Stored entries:
────

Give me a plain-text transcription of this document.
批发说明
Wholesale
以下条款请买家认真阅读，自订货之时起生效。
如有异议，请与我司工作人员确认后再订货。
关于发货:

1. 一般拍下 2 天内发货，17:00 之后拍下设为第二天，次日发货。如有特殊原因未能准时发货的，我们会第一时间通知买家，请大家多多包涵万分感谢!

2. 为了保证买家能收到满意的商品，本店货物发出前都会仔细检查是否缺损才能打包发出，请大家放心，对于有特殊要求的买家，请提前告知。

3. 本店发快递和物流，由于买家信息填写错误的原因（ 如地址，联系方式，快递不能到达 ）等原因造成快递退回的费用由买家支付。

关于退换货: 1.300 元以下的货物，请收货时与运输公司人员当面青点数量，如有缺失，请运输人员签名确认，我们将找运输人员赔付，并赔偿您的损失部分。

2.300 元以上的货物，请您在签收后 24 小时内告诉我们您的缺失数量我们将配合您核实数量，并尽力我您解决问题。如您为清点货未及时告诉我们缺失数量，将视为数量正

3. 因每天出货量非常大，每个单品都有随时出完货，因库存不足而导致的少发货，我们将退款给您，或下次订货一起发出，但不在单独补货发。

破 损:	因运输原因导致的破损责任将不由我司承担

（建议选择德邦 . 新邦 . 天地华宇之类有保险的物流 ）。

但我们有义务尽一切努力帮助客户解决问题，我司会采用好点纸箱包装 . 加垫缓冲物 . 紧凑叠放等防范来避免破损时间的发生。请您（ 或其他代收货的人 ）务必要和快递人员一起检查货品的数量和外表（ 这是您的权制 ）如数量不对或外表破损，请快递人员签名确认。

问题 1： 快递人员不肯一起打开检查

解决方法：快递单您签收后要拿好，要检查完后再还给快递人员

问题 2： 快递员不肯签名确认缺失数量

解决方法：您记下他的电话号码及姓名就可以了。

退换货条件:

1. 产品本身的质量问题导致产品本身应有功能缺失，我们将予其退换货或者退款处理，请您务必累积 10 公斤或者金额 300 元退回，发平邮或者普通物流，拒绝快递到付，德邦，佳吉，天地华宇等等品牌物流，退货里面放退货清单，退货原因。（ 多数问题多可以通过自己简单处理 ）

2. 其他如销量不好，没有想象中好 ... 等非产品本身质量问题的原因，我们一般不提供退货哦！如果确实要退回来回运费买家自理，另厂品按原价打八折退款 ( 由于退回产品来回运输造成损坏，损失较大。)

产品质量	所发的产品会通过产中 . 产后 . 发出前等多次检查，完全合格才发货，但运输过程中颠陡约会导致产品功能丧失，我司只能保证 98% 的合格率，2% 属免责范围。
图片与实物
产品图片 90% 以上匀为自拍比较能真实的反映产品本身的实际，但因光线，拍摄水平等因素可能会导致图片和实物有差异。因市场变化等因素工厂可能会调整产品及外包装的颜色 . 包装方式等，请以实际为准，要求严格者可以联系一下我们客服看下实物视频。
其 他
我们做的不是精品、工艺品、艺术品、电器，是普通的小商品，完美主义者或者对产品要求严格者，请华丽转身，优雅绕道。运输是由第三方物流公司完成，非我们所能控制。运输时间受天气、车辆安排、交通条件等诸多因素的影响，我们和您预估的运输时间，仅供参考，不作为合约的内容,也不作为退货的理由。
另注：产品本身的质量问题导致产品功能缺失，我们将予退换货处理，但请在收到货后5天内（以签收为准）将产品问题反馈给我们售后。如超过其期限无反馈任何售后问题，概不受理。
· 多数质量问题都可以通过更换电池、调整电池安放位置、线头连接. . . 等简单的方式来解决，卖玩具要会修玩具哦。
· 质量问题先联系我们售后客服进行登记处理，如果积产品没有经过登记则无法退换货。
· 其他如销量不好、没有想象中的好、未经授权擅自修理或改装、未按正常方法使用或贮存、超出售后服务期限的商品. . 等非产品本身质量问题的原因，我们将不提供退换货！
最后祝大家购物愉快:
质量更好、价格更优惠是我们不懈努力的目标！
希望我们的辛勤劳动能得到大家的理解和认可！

────

**EXERCISE BRIEF**
Retype the entries one by one, exactly.

**TASK OUTPUT**
Give me a plain-text transcription of this document.
批发说明
Wholesale
以下条款请买家认真阅读，自订货之时起生效。
如有异议，请与我司工作人员确认后再订货。
关于发货:

1. 一般拍下 2 天内发货，17:00 之后拍下设为第二天，次日发货。如有特殊原因未能准时发货的，我们会第一时间通知买家，请大家多多包涵万分感谢!

2. 为了保证买家能收到满意的商品，本店货物发出前都会仔细检查是否缺损才能打包发出，请大家放心，对于有特殊要求的买家，请提前告知。

3. 本店发快递和物流，由于买家信息填写错误的原因（ 如地址，联系方式，快递不能到达 ）等原因造成快递退回的费用由买家支付。

关于退换货: 1.300 元以下的货物，请收货时与运输公司人员当面青点数量，如有缺失，请运输人员签名确认，我们将找运输人员赔付，并赔偿您的损失部分。

2.300 元以上的货物，请您在签收后 24 小时内告诉我们您的缺失数量我们将配合您核实数量，并尽力我您解决问题。如您为清点货未及时告诉我们缺失数量，将视为数量正

3. 因每天出货量非常大，每个单品都有随时出完货，因库存不足而导致的少发货，我们将退款给您，或下次订货一起发出，但不在单独补货发。

破 损:	因运输原因导致的破损责任将不由我司承担

（建议选择德邦 . 新邦 . 天地华宇之类有保险的物流 ）。

但我们有义务尽一切努力帮助客户解决问题，我司会采用好点纸箱包装 . 加垫缓冲物 . 紧凑叠放等防范来避免破损时间的发生。请您（ 或其他代收货的人 ）务必要和快递人员一起检查货品的数量和外表（ 这是您的权制 ）如数量不对或外表破损，请快递人员签名确认。

问题 1： 快递人员不肯一起打开检查

解决方法：快递单您签收后要拿好，要检查完后再还给快递人员

问题 2： 快递员不肯签名确认缺失数量

解决方法：您记下他的电话号码及姓名就可以了。

退换货条件:

1. 产品本身的质量问题导致产品本身应有功能缺失，我们将予其退换货或者退款处理，请您务必累积 10 公斤或者金额 300 元退回，发平邮或者普通物流，拒绝快递到付，德邦，佳吉，天地华宇等等品牌物流，退货里面放退货清单，退货原因。（ 多数问题多可以通过自己简单处理 ）

2. 其他如销量不好，没有想象中好 ... 等非产品本身质量问题的原因，我们一般不提供退货哦！如果确实要退回来回运费买家自理，另厂品按原价打八折退款 ( 由于退回产品来回运输造成损坏，损失较大。)

产品质量	所发的产品会通过产中 . 产后 . 发出前等多次检查，完全合格才发货，但运输过程中颠陡约会导致产品功能丧失，我司只能保证 98% 的合格率，2% 属免责范围。
图片与实物
产品图片 90% 以上匀为自拍比较能真实的反映产品本身的实际，但因光线，拍摄水平等因素可能会导致图片和实物有差异。因市场变化等因素工厂可能会调整产品及外包装的颜色 . 包装方式等，请以实际为准，要求严格者可以联系一下我们客服看下实物视频。
其 他
我们做的不是精品、工艺品、艺术品、电器，是普通的小商品，完美主义者或者对产品要求严格者，请华丽转身，优雅绕道。运输是由第三方物流公司完成，非我们所能控制。运输时间受天气、车辆安排、交通条件等诸多因素的影响，我们和您预估的运输时间，仅供参考，不作为合约的内容,也不作为退货的理由。
另注：产品本身的质量问题导致产品功能缺失，我们将予退换货处理，但请在收到货后5天内（以签收为准）将产品问题反馈给我们售后。如超过其期限无反馈任何售后问题，概不受理。
· 多数质量问题都可以通过更换电池、调整电池安放位置、线头连接. . . 等简单的方式来解决，卖玩具要会修玩具哦。
· 质量问题先联系我们售后客服进行登记处理，如果积产品没有经过登记则无法退换货。
· 其他如销量不好、没有想象中的好、未经授权擅自修理或改装、未按正常方法使用或贮存、超出售后服务期限的商品. . 等非产品本身质量问题的原因，我们将不提供退换货！
最后祝大家购物愉快:
质量更好、价格更优惠是我们不懈努力的目标！
希望我们的辛勤劳动能得到大家的理解和认可！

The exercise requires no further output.